Dataset items:
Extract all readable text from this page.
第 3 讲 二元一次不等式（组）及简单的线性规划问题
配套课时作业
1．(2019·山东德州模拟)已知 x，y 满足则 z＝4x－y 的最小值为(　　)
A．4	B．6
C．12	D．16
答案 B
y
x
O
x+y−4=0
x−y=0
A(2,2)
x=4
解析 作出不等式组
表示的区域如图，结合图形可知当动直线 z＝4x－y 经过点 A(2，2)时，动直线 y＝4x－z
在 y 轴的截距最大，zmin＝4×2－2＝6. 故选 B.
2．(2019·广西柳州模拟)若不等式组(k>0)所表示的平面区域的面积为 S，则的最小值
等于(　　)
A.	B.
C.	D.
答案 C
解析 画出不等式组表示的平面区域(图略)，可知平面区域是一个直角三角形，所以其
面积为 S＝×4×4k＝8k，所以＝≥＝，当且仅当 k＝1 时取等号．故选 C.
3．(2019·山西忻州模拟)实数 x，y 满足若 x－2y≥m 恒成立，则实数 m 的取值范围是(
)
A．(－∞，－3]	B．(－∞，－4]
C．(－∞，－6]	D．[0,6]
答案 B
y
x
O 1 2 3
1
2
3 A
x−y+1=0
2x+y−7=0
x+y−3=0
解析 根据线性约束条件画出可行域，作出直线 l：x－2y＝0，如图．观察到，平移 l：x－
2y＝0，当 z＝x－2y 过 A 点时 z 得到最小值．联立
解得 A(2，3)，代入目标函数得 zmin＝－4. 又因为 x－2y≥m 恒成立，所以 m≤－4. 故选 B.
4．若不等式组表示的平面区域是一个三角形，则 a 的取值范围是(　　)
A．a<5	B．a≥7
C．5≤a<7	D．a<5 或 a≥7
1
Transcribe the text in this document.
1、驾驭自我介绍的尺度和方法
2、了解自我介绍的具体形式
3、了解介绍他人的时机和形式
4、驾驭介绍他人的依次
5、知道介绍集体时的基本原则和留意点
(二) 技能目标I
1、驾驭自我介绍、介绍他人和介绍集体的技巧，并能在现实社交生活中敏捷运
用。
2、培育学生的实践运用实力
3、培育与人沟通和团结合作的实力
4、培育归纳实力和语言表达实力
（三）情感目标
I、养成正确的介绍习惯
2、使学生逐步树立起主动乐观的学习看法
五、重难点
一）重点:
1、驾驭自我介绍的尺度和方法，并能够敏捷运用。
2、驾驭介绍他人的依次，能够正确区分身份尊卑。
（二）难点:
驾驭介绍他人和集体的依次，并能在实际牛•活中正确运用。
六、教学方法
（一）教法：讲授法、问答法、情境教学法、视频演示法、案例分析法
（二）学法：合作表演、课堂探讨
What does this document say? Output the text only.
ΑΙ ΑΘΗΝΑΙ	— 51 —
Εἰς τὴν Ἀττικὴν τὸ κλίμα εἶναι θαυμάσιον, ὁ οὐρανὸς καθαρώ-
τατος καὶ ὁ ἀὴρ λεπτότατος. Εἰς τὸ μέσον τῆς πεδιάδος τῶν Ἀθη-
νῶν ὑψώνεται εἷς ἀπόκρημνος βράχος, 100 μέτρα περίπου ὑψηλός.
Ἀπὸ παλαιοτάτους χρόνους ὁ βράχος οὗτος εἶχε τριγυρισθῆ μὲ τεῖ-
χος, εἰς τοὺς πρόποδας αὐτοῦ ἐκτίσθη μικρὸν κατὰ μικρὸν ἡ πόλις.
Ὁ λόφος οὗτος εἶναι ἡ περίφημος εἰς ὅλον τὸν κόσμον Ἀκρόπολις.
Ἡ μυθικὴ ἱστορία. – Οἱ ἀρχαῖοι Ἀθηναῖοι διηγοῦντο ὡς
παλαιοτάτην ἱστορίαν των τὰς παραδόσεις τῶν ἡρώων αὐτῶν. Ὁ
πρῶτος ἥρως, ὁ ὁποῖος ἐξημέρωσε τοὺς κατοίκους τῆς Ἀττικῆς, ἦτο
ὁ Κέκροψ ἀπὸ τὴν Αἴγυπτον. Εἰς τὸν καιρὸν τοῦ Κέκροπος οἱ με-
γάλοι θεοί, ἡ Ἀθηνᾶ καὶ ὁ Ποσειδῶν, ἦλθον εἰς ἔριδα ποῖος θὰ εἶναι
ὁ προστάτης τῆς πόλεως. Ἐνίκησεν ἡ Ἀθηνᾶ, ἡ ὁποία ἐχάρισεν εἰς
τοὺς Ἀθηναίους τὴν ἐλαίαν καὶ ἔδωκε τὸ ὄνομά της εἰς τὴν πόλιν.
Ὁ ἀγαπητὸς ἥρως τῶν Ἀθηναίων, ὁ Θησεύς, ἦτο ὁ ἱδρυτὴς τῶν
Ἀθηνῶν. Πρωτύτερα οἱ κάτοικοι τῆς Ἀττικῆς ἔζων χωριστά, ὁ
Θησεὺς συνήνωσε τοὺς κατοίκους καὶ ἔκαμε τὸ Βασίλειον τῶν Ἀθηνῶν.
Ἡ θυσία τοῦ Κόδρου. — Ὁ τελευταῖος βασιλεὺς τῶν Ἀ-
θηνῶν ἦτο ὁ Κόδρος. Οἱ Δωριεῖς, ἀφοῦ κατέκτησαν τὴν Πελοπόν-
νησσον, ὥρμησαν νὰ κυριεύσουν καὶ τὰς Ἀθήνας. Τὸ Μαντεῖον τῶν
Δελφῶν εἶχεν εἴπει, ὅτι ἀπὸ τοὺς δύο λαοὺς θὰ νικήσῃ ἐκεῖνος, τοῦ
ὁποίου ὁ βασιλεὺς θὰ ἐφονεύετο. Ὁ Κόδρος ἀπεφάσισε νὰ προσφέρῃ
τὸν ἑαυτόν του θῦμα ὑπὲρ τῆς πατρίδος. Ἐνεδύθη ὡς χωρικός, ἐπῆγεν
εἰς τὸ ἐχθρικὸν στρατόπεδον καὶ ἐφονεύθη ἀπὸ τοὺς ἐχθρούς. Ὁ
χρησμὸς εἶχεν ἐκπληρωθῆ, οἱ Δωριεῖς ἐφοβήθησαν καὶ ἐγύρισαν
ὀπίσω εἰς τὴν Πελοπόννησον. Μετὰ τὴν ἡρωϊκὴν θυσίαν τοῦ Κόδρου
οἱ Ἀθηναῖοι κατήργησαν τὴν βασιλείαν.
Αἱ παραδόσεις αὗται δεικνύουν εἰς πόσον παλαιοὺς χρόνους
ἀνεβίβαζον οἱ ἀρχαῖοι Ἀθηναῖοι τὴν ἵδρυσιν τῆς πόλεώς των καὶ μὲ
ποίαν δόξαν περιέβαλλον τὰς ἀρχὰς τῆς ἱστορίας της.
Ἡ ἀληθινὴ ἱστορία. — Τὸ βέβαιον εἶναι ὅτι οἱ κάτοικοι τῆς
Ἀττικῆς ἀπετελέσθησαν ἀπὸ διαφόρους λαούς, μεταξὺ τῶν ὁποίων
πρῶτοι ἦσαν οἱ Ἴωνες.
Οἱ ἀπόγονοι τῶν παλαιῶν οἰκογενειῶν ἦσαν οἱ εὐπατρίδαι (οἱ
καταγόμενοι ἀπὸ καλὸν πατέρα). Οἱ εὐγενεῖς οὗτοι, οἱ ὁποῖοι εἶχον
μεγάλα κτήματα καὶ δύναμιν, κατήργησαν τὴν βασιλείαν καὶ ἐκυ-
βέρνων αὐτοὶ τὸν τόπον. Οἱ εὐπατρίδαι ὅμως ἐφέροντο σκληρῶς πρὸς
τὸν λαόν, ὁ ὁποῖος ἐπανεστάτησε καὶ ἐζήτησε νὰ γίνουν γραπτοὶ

STATED GOAL:
Take the entries above and transcribe them in full.

WORKED ANSWER:
Extract all readable text from this page.
第 3 讲 二元一次不等式（组）及简单的线性规划问题
配套课时作业
1．(2019·山东德州模拟)已知 x，y 满足则 z＝4x－y 的最小值为(　　)
A．4	B．6
C．12	D．16
答案 B
y
x
O
x+y−4=0
x−y=0
A(2,2)
x=4
解析 作出不等式组
表示的区域如图，结合图形可知当动直线 z＝4x－y 经过点 A(2，2)时，动直线 y＝4x－z
在 y 轴的截距最大，zmin＝4×2－2＝6. 故选 B.
2．(2019·广西柳州模拟)若不等式组(k>0)所表示的平面区域的面积为 S，则的最小值
等于(　　)
A.	B.
C.	D.
答案 C
解析 画出不等式组表示的平面区域(图略)，可知平面区域是一个直角三角形，所以其
面积为 S＝×4×4k＝8k，所以＝≥＝，当且仅当 k＝1 时取等号．故选 C.
3．(2019·山西忻州模拟)实数 x，y 满足若 x－2y≥m 恒成立，则实数 m 的取值范围是(
)
A．(－∞，－3]	B．(－∞，－4]
C．(－∞，－6]	D．[0,6]
答案 B
y
x
O 1 2 3
1
2
3 A
x−y+1=0
2x+y−7=0
x+y−3=0
解析 根据线性约束条件画出可行域，作出直线 l：x－2y＝0，如图．观察到，平移 l：x－
2y＝0，当 z＝x－2y 过 A 点时 z 得到最小值．联立
解得 A(2，3)，代入目标函数得 zmin＝－4. 又因为 x－2y≥m 恒成立，所以 m≤－4. 故选 B.
4．若不等式组表示的平面区域是一个三角形，则 a 的取值范围是(　　)
A．a<5	B．a≥7
C．5≤a<7	D．a<5 或 a≥7
1
Transcribe the text in this document.
1、驾驭自我介绍的尺度和方法
2、了解自我介绍的具体形式
3、了解介绍他人的时机和形式
4、驾驭介绍他人的依次
5、知道介绍集体时的基本原则和留意点
(二) 技能目标I
1、驾驭自我介绍、介绍他人和介绍集体的技巧，并能在现实社交生活中敏捷运
用。
2、培育学生的实践运用实力
3、培育与人沟通和团结合作的实力
4、培育归纳实力和语言表达实力
（三）情感目标
I、养成正确的介绍习惯
2、使学生逐步树立起主动乐观的学习看法
五、重难点
一）重点:
1、驾驭自我介绍的尺度和方法，并能够敏捷运用。
2、驾驭介绍他人的依次，能够正确区分身份尊卑。
（二）难点:
驾驭介绍他人和集体的依次，并能在实际牛•活中正确运用。
六、教学方法
（一）教法：讲授法、问答法、情境教学法、视频演示法、案例分析法
（二）学法：合作表演、课堂探讨
What does this document say? Output the text only.
ΑΙ ΑΘΗΝΑΙ	— 51 —
Εἰς τὴν Ἀττικὴν τὸ κλίμα εἶναι θαυμάσιον, ὁ οὐρανὸς καθαρώ-
τατος καὶ ὁ ἀὴρ λεπτότατος. Εἰς τὸ μέσον τῆς πεδιάδος τῶν Ἀθη-
νῶν ὑψώνεται εἷς ἀπόκρημνος βράχος, 100 μέτρα περίπου ὑψηλός.
Ἀπὸ παλαιοτάτους χρόνους ὁ βράχος οὗτος εἶχε τριγυρισθῆ μὲ τεῖ-
χος, εἰς τοὺς πρόποδας αὐτοῦ ἐκτίσθη μικρὸν κατὰ μικρὸν ἡ πόλις.
Ὁ λόφος οὗτος εἶναι ἡ περίφημος εἰς ὅλον τὸν κόσμον Ἀκρόπολις.
Ἡ μυθικὴ ἱστορία. – Οἱ ἀρχαῖοι Ἀθηναῖοι διηγοῦντο ὡς
παλαιοτάτην ἱστορίαν των τὰς παραδόσεις τῶν ἡρώων αὐτῶν. Ὁ
πρῶτος ἥρως, ὁ ὁποῖος ἐξημέρωσε τοὺς κατοίκους τῆς Ἀττικῆς, ἦτο
ὁ Κέκροψ ἀπὸ τὴν Αἴγυπτον. Εἰς τὸν καιρὸν τοῦ Κέκροπος οἱ με-
γάλοι θεοί, ἡ Ἀθηνᾶ καὶ ὁ Ποσειδῶν, ἦλθον εἰς ἔριδα ποῖος θὰ εἶναι
ὁ προστάτης τῆς πόλεως. Ἐνίκησεν ἡ Ἀθηνᾶ, ἡ ὁποία ἐχάρισεν εἰς
τοὺς Ἀθηναίους τὴν ἐλαίαν καὶ ἔδωκε τὸ ὄνομά της εἰς τὴν πόλιν.
Ὁ ἀγαπητὸς ἥρως τῶν Ἀθηναίων, ὁ Θησεύς, ἦτο ὁ ἱδρυτὴς τῶν
Ἀθηνῶν. Πρωτύτερα οἱ κάτοικοι τῆς Ἀττικῆς ἔζων χωριστά, ὁ
Θησεὺς συνήνωσε τοὺς κατοίκους καὶ ἔκαμε τὸ Βασίλειον τῶν Ἀθηνῶν.
Ἡ θυσία τοῦ Κόδρου. — Ὁ τελευταῖος βασιλεὺς τῶν Ἀ-
θηνῶν ἦτο ὁ Κόδρος. Οἱ Δωριεῖς, ἀφοῦ κατέκτησαν τὴν Πελοπόν-
νησσον, ὥρμησαν νὰ κυριεύσουν καὶ τὰς Ἀθήνας. Τὸ Μαντεῖον τῶν
Δελφῶν εἶχεν εἴπει, ὅτι ἀπὸ τοὺς δύο λαοὺς θὰ νικήσῃ ἐκεῖνος, τοῦ
ὁποίου ὁ βασιλεὺς θὰ ἐφονεύετο. Ὁ Κόδρος ἀπεφάσισε νὰ προσφέρῃ
τὸν ἑαυτόν του θῦμα ὑπὲρ τῆς πατρίδος. Ἐνεδύθη ὡς χωρικός, ἐπῆγεν
εἰς τὸ ἐχθρικὸν στρατόπεδον καὶ ἐφονεύθη ἀπὸ τοὺς ἐχθρούς. Ὁ
χρησμὸς εἶχεν ἐκπληρωθῆ, οἱ Δωριεῖς ἐφοβήθησαν καὶ ἐγύρισαν
ὀπίσω εἰς τὴν Πελοπόννησον. Μετὰ τὴν ἡρωϊκὴν θυσίαν τοῦ Κόδρου
οἱ Ἀθηναῖοι κατήργησαν τὴν βασιλείαν.
Αἱ παραδόσεις αὗται δεικνύουν εἰς πόσον παλαιοὺς χρόνους
ἀνεβίβαζον οἱ ἀρχαῖοι Ἀθηναῖοι τὴν ἵδρυσιν τῆς πόλεώς των καὶ μὲ
ποίαν δόξαν περιέβαλλον τὰς ἀρχὰς τῆς ἱστορίας της.
Ἡ ἀληθινὴ ἱστορία. — Τὸ βέβαιον εἶναι ὅτι οἱ κάτοικοι τῆς
Ἀττικῆς ἀπετελέσθησαν ἀπὸ διαφόρους λαούς, μεταξὺ τῶν ὁποίων
πρῶτοι ἦσαν οἱ Ἴωνες.
Οἱ ἀπόγονοι τῶν παλαιῶν οἰκογενειῶν ἦσαν οἱ εὐπατρίδαι (οἱ
καταγόμενοι ἀπὸ καλὸν πατέρα). Οἱ εὐγενεῖς οὗτοι, οἱ ὁποῖοι εἶχον
μεγάλα κτήματα καὶ δύναμιν, κατήργησαν τὴν βασιλείαν καὶ ἐκυ-
βέρνων αὐτοὶ τὸν τόπον. Οἱ εὐπατρίδαι ὅμως ἐφέροντο σκληρῶς πρὸς
τὸν λαόν, ὁ ὁποῖος ἐπανεστάτησε καὶ ἐζήτησε νὰ γίνουν γραπτοὶ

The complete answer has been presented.